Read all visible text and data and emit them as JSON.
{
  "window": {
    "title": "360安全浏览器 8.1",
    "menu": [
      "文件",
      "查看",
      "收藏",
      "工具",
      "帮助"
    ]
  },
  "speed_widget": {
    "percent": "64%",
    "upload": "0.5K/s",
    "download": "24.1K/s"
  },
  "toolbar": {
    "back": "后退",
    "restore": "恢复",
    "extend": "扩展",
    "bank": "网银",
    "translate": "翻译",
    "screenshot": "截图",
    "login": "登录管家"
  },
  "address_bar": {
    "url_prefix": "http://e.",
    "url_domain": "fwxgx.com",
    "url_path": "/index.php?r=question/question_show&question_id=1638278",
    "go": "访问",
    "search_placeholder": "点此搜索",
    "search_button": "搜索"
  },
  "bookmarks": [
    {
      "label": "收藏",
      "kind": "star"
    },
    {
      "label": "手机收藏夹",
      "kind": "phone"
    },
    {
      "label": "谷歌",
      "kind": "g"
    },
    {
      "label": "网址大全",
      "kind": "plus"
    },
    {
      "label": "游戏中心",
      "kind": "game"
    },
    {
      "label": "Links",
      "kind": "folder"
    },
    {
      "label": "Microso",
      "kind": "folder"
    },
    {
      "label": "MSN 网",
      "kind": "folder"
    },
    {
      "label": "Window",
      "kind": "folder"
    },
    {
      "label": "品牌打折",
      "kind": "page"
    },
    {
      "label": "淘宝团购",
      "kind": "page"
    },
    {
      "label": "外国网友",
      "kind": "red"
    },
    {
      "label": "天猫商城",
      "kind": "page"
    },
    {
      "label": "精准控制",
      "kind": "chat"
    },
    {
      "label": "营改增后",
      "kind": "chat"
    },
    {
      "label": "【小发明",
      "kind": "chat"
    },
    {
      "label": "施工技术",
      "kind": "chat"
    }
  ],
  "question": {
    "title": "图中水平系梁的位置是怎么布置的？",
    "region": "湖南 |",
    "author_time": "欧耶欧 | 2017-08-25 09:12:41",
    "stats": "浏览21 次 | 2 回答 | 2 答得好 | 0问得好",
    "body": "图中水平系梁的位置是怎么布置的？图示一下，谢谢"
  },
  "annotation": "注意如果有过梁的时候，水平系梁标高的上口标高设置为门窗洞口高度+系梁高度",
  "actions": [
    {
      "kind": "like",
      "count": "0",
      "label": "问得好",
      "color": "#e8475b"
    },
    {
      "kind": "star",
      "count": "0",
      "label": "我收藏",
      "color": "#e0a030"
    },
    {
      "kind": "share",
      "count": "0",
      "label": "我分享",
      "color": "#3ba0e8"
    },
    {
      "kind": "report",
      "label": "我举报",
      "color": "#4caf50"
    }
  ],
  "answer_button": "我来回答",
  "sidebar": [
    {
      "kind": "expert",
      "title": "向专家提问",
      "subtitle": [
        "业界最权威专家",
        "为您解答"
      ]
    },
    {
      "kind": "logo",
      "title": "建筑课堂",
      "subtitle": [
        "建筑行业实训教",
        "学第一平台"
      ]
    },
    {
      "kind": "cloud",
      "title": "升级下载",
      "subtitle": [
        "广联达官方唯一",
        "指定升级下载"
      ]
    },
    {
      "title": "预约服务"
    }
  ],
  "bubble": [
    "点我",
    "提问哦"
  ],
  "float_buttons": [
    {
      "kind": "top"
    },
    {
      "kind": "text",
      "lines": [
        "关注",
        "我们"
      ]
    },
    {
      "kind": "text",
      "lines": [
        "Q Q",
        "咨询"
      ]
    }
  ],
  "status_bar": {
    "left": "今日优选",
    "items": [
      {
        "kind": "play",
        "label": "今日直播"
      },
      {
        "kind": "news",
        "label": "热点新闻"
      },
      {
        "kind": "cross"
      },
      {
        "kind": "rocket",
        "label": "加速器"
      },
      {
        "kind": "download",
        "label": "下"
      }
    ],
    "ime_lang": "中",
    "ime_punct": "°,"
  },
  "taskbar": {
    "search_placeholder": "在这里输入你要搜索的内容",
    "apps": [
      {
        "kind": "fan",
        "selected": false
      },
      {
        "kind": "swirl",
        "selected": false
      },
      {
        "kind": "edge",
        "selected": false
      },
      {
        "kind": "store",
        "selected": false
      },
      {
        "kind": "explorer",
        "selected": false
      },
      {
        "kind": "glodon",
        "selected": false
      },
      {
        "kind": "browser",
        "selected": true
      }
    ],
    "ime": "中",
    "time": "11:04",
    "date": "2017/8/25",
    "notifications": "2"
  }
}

CHALLENGE: Give the count of lines holding the word "question", with no other words.

TASK SOLUTION: 2